### Instruction
Identify and reproduce every line holding the string "JSON".

### Data listing
● ● ● ● ● ● ●

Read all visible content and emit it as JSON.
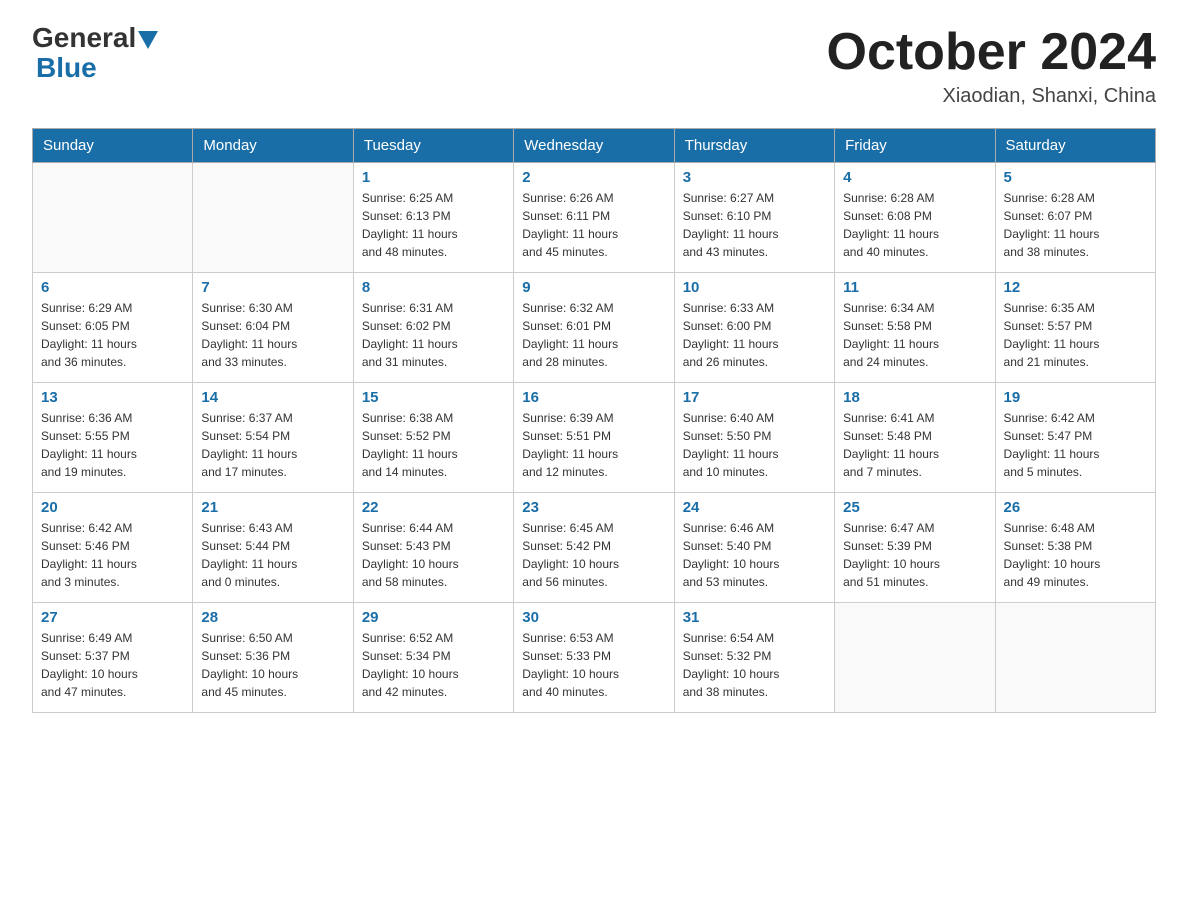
{
  "logo": {
    "general": "General",
    "blue": "Blue"
  },
  "title": "October 2024",
  "subtitle": "Xiaodian, Shanxi, China",
  "days_of_week": [
    "Sunday",
    "Monday",
    "Tuesday",
    "Wednesday",
    "Thursday",
    "Friday",
    "Saturday"
  ],
  "weeks": [
    [
      {
        "day": "",
        "info": ""
      },
      {
        "day": "",
        "info": ""
      },
      {
        "day": "1",
        "info": "Sunrise: 6:25 AM\nSunset: 6:13 PM\nDaylight: 11 hours\nand 48 minutes."
      },
      {
        "day": "2",
        "info": "Sunrise: 6:26 AM\nSunset: 6:11 PM\nDaylight: 11 hours\nand 45 minutes."
      },
      {
        "day": "3",
        "info": "Sunrise: 6:27 AM\nSunset: 6:10 PM\nDaylight: 11 hours\nand 43 minutes."
      },
      {
        "day": "4",
        "info": "Sunrise: 6:28 AM\nSunset: 6:08 PM\nDaylight: 11 hours\nand 40 minutes."
      },
      {
        "day": "5",
        "info": "Sunrise: 6:28 AM\nSunset: 6:07 PM\nDaylight: 11 hours\nand 38 minutes."
      }
    ],
    [
      {
        "day": "6",
        "info": "Sunrise: 6:29 AM\nSunset: 6:05 PM\nDaylight: 11 hours\nand 36 minutes."
      },
      {
        "day": "7",
        "info": "Sunrise: 6:30 AM\nSunset: 6:04 PM\nDaylight: 11 hours\nand 33 minutes."
      },
      {
        "day": "8",
        "info": "Sunrise: 6:31 AM\nSunset: 6:02 PM\nDaylight: 11 hours\nand 31 minutes."
      },
      {
        "day": "9",
        "info": "Sunrise: 6:32 AM\nSunset: 6:01 PM\nDaylight: 11 hours\nand 28 minutes."
      },
      {
        "day": "10",
        "info": "Sunrise: 6:33 AM\nSunset: 6:00 PM\nDaylight: 11 hours\nand 26 minutes."
      },
      {
        "day": "11",
        "info": "Sunrise: 6:34 AM\nSunset: 5:58 PM\nDaylight: 11 hours\nand 24 minutes."
      },
      {
        "day": "12",
        "info": "Sunrise: 6:35 AM\nSunset: 5:57 PM\nDaylight: 11 hours\nand 21 minutes."
      }
    ],
    [
      {
        "day": "13",
        "info": "Sunrise: 6:36 AM\nSunset: 5:55 PM\nDaylight: 11 hours\nand 19 minutes."
      },
      {
        "day": "14",
        "info": "Sunrise: 6:37 AM\nSunset: 5:54 PM\nDaylight: 11 hours\nand 17 minutes."
      },
      {
        "day": "15",
        "info": "Sunrise: 6:38 AM\nSunset: 5:52 PM\nDaylight: 11 hours\nand 14 minutes."
      },
      {
        "day": "16",
        "info": "Sunrise: 6:39 AM\nSunset: 5:51 PM\nDaylight: 11 hours\nand 12 minutes."
      },
      {
        "day": "17",
        "info": "Sunrise: 6:40 AM\nSunset: 5:50 PM\nDaylight: 11 hours\nand 10 minutes."
      },
      {
        "day": "18",
        "info": "Sunrise: 6:41 AM\nSunset: 5:48 PM\nDaylight: 11 hours\nand 7 minutes."
      },
      {
        "day": "19",
        "info": "Sunrise: 6:42 AM\nSunset: 5:47 PM\nDaylight: 11 hours\nand 5 minutes."
      }
    ],
    [
      {
        "day": "20",
        "info": "Sunrise: 6:42 AM\nSunset: 5:46 PM\nDaylight: 11 hours\nand 3 minutes."
      },
      {
        "day": "21",
        "info": "Sunrise: 6:43 AM\nSunset: 5:44 PM\nDaylight: 11 hours\nand 0 minutes."
      },
      {
        "day": "22",
        "info": "Sunrise: 6:44 AM\nSunset: 5:43 PM\nDaylight: 10 hours\nand 58 minutes."
      },
      {
        "day": "23",
        "info": "Sunrise: 6:45 AM\nSunset: 5:42 PM\nDaylight: 10 hours\nand 56 minutes."
      },
      {
        "day": "24",
        "info": "Sunrise: 6:46 AM\nSunset: 5:40 PM\nDaylight: 10 hours\nand 53 minutes."
      },
      {
        "day": "25",
        "info": "Sunrise: 6:47 AM\nSunset: 5:39 PM\nDaylight: 10 hours\nand 51 minutes."
      },
      {
        "day": "26",
        "info": "Sunrise: 6:48 AM\nSunset: 5:38 PM\nDaylight: 10 hours\nand 49 minutes."
      }
    ],
    [
      {
        "day": "27",
        "info": "Sunrise: 6:49 AM\nSunset: 5:37 PM\nDaylight: 10 hours\nand 47 minutes."
      },
      {
        "day": "28",
        "info": "Sunrise: 6:50 AM\nSunset: 5:36 PM\nDaylight: 10 hours\nand 45 minutes."
      },
      {
        "day": "29",
        "info": "Sunrise: 6:52 AM\nSunset: 5:34 PM\nDaylight: 10 hours\nand 42 minutes."
      },
      {
        "day": "30",
        "info": "Sunrise: 6:53 AM\nSunset: 5:33 PM\nDaylight: 10 hours\nand 40 minutes."
      },
      {
        "day": "31",
        "info": "Sunrise: 6:54 AM\nSunset: 5:32 PM\nDaylight: 10 hours\nand 38 minutes."
      },
      {
        "day": "",
        "info": ""
      },
      {
        "day": "",
        "info": ""
      }
    ]
  ]
}
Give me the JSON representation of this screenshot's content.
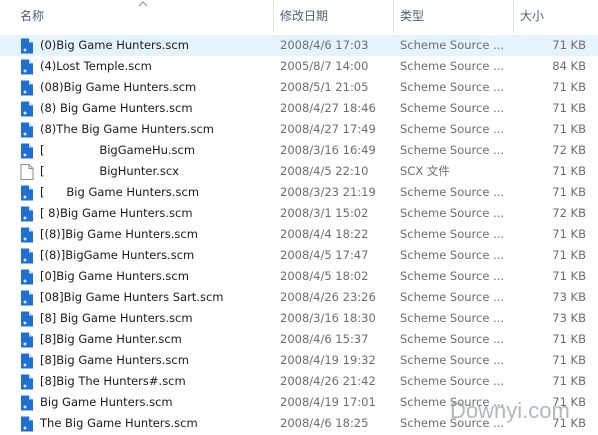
{
  "header": {
    "name_label": "名称",
    "date_label": "修改日期",
    "type_label": "类型",
    "size_label": "大小"
  },
  "files": [
    {
      "name": "(0)Big Game Hunters.scm",
      "date": "2008/4/6 17:03",
      "type": "Scheme Source ...",
      "size": "71 KB",
      "icon": "scheme-file-icon",
      "selected": true
    },
    {
      "name": "(4)Lost Temple.scm",
      "date": "2005/8/7 14:00",
      "type": "Scheme Source ...",
      "size": "84 KB",
      "icon": "scheme-file-icon"
    },
    {
      "name": "(08)Big Game Hunters.scm",
      "date": "2008/5/1 21:05",
      "type": "Scheme Source ...",
      "size": "71 KB",
      "icon": "scheme-file-icon"
    },
    {
      "name": "(8) Big Game Hunters.scm",
      "date": "2008/4/27 18:46",
      "type": "Scheme Source ...",
      "size": "71 KB",
      "icon": "scheme-file-icon"
    },
    {
      "name": "(8)The Big Game Hunters.scm",
      "date": "2008/4/27 17:49",
      "type": "Scheme Source ...",
      "size": "71 KB",
      "icon": "scheme-file-icon"
    },
    {
      "name": "[               BigGameHu.scm",
      "date": "2008/3/16 16:49",
      "type": "Scheme Source ...",
      "size": "72 KB",
      "icon": "scheme-file-icon"
    },
    {
      "name": "[               BigHunter.scx",
      "date": "2008/4/5 22:10",
      "type": "SCX 文件",
      "size": "71 KB",
      "icon": "blank-file-icon"
    },
    {
      "name": "[      Big Game Hunters.scm",
      "date": "2008/3/23 21:19",
      "type": "Scheme Source ...",
      "size": "71 KB",
      "icon": "scheme-file-icon"
    },
    {
      "name": "[ 8)Big Game Hunters.scm",
      "date": "2008/3/1 15:02",
      "type": "Scheme Source ...",
      "size": "72 KB",
      "icon": "scheme-file-icon"
    },
    {
      "name": "[(8)]Big Game Hunters.scm",
      "date": "2008/4/4 18:22",
      "type": "Scheme Source ...",
      "size": "71 KB",
      "icon": "scheme-file-icon"
    },
    {
      "name": "[(8)]BigGame Hunters.scm",
      "date": "2008/4/5 17:47",
      "type": "Scheme Source ...",
      "size": "71 KB",
      "icon": "scheme-file-icon"
    },
    {
      "name": "[0]Big Game Hunters.scm",
      "date": "2008/4/5 18:02",
      "type": "Scheme Source ...",
      "size": "71 KB",
      "icon": "scheme-file-icon"
    },
    {
      "name": "[08]Big Game Hunters Sart.scm",
      "date": "2008/4/26 23:26",
      "type": "Scheme Source ...",
      "size": "73 KB",
      "icon": "scheme-file-icon"
    },
    {
      "name": "[8] Big Game Hunters.scm",
      "date": "2008/3/16 18:30",
      "type": "Scheme Source ...",
      "size": "73 KB",
      "icon": "scheme-file-icon"
    },
    {
      "name": "[8]Big Game Hunter.scm",
      "date": "2008/4/6 15:37",
      "type": "Scheme Source ...",
      "size": "71 KB",
      "icon": "scheme-file-icon"
    },
    {
      "name": "[8]Big Game Hunters.scm",
      "date": "2008/4/19 19:32",
      "type": "Scheme Source ...",
      "size": "71 KB",
      "icon": "scheme-file-icon"
    },
    {
      "name": "[8]Big The Hunters#.scm",
      "date": "2008/4/26 21:42",
      "type": "Scheme Source ...",
      "size": "71 KB",
      "icon": "scheme-file-icon"
    },
    {
      "name": "Big Game Hunters.scm",
      "date": "2008/4/19 17:01",
      "type": "Scheme Source ...",
      "size": "71 KB",
      "icon": "scheme-file-icon"
    },
    {
      "name": "The Big Game Hunters.scm",
      "date": "2008/4/6 18:25",
      "type": "Scheme Source ...",
      "size": "71 KB",
      "icon": "scheme-file-icon"
    }
  ],
  "watermark": "Downyi.com",
  "colors": {
    "selected_row": "#e5f3ff",
    "header_text": "#4c607a",
    "scheme_icon": "#1f6fd1"
  }
}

● ● ● ● ● ● ●

### Output of the exercise
Read all visible content and emit it as JSON.
Give me the JSON representation of this screenshot's content.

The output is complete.